- **Instructions to follow**
Find each line with the string "Після" and report it.

----- Dataset records

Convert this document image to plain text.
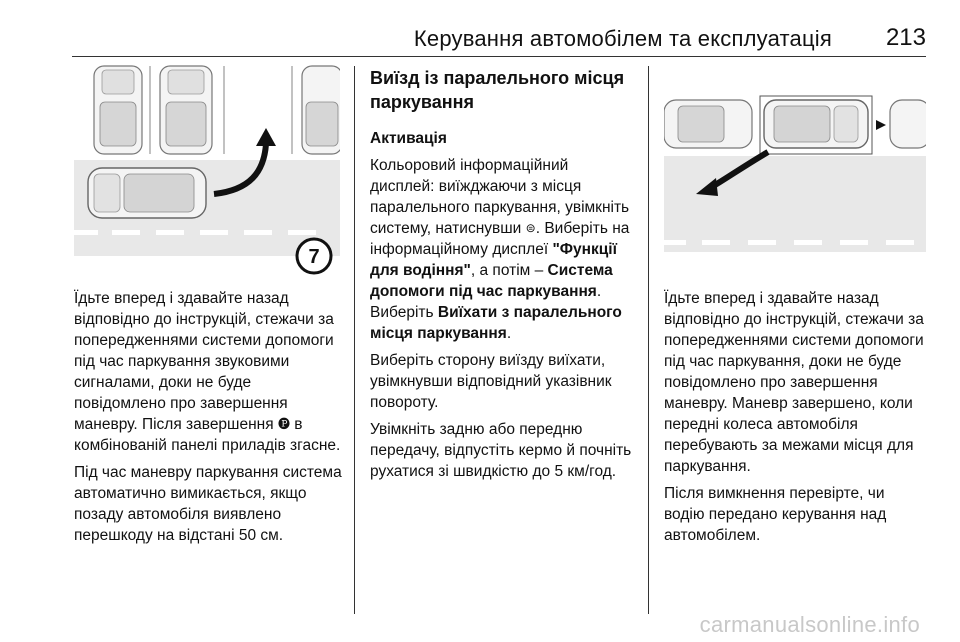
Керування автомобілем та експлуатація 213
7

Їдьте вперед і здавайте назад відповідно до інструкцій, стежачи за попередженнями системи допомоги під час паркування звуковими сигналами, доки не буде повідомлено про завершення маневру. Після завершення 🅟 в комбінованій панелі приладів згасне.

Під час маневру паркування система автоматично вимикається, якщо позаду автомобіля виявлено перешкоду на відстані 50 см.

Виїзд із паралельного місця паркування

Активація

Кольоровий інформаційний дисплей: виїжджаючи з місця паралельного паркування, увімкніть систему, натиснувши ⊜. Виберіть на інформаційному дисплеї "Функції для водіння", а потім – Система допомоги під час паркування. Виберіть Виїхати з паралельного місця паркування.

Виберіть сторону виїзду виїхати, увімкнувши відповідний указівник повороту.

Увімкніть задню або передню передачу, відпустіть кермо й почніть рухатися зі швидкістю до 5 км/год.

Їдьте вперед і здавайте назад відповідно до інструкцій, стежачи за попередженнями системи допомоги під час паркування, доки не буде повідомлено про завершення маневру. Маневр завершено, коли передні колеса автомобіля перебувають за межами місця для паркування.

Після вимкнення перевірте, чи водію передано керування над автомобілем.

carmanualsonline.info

----------

- **Task answer**
Їдьте вперед і здавайте назад відповідно до інструкцій, стежачи за попередженнями системи допомоги під час паркування звуковими сигналами, доки не буде повідомлено про завершення маневру. Після завершення 🅟 в комбінованій панелі приладів згасне.
Після вимкнення перевірте, чи водію передано керування над автомобілем.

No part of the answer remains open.